**INPUT**
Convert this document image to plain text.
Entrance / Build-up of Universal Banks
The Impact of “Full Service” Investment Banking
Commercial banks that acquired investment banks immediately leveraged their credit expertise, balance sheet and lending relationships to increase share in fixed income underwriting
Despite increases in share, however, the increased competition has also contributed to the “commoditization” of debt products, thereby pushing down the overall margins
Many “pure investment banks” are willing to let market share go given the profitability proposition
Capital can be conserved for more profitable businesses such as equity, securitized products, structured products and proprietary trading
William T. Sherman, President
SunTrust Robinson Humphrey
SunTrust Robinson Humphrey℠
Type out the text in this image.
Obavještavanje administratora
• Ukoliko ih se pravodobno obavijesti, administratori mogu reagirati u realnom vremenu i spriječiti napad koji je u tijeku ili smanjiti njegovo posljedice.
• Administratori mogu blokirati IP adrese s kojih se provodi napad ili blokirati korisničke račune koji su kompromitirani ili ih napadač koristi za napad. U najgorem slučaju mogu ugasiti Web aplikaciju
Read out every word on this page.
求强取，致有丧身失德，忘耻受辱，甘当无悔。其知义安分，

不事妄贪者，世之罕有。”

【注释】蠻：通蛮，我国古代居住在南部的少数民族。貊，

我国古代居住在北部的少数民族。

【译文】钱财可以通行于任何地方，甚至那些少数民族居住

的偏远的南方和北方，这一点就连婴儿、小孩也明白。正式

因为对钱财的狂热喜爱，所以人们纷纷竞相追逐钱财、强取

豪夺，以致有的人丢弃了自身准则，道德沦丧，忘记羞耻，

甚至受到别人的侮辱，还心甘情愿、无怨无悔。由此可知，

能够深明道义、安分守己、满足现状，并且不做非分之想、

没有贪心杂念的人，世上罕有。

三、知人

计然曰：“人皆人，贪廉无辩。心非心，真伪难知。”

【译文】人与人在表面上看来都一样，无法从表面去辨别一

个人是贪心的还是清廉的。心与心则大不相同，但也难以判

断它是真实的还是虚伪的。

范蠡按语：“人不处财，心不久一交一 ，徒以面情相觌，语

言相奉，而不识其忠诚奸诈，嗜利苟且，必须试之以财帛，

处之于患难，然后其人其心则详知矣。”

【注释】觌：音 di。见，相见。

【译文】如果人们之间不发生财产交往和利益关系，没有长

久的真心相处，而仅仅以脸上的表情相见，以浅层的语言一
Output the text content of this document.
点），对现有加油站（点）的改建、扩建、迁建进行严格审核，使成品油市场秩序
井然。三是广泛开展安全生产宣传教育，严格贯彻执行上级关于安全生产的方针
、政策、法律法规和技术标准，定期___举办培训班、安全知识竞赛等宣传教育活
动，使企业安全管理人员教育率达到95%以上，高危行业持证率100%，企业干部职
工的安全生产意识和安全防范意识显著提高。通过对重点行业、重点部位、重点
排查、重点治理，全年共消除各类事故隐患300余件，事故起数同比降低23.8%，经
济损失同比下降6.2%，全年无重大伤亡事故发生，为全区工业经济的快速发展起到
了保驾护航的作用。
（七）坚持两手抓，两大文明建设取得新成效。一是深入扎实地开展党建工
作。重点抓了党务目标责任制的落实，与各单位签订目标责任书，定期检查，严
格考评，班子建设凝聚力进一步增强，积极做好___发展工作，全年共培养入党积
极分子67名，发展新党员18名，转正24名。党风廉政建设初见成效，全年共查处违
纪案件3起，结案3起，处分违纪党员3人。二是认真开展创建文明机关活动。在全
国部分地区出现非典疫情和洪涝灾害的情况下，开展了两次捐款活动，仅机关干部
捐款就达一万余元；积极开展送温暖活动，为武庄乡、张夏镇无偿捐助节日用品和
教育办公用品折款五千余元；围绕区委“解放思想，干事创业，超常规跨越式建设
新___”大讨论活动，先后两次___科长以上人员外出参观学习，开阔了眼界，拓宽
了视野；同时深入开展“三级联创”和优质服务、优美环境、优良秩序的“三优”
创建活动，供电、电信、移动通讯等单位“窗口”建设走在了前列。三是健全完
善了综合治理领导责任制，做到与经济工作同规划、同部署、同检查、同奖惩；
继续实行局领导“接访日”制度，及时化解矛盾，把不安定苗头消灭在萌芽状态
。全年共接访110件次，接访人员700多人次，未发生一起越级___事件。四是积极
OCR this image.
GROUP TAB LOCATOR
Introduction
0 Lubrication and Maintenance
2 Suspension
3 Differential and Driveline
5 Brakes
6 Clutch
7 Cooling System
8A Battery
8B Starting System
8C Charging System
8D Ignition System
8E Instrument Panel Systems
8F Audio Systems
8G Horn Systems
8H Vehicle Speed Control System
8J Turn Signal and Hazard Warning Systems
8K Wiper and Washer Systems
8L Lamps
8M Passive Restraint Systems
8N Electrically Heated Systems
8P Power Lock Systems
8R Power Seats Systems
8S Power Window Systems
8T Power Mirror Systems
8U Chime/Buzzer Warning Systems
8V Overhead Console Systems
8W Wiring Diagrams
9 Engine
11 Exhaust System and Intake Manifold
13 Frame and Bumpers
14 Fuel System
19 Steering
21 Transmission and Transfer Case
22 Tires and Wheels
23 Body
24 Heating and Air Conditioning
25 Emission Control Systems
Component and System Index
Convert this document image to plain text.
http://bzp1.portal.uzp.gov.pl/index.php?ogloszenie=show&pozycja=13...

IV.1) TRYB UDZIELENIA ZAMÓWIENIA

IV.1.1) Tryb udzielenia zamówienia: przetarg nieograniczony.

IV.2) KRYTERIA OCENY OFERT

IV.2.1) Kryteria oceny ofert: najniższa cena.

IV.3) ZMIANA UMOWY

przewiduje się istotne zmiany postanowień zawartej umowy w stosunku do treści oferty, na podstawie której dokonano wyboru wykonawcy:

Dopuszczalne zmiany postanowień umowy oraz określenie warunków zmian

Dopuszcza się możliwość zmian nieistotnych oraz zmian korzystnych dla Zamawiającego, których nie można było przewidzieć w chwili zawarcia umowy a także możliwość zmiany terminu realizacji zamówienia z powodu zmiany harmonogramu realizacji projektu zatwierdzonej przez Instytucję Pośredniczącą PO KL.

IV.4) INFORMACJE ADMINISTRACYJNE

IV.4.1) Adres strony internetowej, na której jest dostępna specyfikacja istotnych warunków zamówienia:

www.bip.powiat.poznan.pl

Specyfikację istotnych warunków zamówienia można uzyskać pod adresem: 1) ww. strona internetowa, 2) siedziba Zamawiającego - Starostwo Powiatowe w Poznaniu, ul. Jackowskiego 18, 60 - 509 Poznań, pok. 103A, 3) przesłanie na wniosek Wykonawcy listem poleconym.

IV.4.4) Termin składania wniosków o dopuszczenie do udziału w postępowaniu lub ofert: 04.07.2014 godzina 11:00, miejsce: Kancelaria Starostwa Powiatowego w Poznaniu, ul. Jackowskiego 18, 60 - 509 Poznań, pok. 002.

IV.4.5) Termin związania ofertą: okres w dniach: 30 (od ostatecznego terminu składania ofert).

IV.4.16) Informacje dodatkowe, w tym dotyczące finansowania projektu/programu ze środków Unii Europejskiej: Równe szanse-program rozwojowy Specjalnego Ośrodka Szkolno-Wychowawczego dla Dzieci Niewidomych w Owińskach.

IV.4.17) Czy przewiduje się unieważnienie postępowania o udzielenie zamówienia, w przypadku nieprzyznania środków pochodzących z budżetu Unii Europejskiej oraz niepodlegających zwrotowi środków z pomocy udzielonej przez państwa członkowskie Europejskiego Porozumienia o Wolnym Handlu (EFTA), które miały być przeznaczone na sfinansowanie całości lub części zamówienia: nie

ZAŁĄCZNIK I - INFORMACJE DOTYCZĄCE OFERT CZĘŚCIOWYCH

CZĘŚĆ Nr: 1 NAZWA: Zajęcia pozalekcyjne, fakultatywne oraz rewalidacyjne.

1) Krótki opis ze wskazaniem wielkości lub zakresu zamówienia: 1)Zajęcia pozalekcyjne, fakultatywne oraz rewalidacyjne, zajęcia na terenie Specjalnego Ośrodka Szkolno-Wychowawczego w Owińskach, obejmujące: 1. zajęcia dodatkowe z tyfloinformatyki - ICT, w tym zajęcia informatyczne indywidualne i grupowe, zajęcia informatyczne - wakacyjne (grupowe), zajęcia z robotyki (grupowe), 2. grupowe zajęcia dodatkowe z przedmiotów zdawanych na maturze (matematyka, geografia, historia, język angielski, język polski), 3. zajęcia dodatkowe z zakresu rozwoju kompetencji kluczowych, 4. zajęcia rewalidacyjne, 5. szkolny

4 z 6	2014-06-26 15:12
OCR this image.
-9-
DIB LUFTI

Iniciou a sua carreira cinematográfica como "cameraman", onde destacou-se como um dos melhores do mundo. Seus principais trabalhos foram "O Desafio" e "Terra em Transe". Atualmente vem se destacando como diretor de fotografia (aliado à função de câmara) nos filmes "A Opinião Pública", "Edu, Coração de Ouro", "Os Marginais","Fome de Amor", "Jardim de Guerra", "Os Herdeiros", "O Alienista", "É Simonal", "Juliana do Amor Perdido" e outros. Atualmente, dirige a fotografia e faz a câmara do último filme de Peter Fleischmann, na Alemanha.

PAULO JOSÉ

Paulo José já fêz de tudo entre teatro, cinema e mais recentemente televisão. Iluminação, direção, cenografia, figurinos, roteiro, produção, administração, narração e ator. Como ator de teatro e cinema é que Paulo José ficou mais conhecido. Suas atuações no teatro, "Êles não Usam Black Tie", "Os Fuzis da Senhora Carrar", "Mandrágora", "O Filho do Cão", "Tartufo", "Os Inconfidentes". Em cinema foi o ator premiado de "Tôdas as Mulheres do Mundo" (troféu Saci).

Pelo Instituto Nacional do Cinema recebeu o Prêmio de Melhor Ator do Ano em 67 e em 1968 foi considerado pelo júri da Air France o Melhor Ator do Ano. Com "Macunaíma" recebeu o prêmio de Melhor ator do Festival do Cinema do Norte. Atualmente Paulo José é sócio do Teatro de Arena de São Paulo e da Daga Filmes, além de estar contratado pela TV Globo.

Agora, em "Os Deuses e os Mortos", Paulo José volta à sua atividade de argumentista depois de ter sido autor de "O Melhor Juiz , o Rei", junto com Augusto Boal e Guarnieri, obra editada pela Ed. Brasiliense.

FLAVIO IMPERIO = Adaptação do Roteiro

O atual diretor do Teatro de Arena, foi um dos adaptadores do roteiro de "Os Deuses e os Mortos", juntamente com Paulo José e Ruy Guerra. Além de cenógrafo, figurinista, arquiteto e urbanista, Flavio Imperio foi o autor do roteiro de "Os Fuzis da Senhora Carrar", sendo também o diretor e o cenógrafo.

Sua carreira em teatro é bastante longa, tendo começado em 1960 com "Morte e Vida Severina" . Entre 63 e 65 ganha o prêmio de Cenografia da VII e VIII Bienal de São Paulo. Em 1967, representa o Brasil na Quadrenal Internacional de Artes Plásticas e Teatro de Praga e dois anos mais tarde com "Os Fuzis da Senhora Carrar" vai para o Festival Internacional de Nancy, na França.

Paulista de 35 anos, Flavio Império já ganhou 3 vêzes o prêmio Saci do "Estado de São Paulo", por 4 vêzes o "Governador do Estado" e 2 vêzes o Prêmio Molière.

**SET PROBLEM**
Where does the word "pela" appear? Return each line that holds it.

**WRITTEN ANSWER**
Pelo Instituto Nacional do Cinema recebeu o Prêmio de Melhor Ator do Ano em 67 e em 1968 foi considerado pelo júri da Air France o Melhor Ator do Ano. Com "Macunaíma" recebeu o prêmio de Melhor ator do Festival do Cinema do Norte. Atualmente Paulo José é sócio do Teatro de Arena de São Paulo e da Daga Filmes, além de estar contratado pela TV Globo.
Agora, em "Os Deuses e os Mortos", Paulo José volta à sua atividade de argumentista depois de ter sido autor de "O Melhor Juiz , o Rei", junto com Augusto Boal e Guarnieri, obra editada pela Ed. Brasiliense.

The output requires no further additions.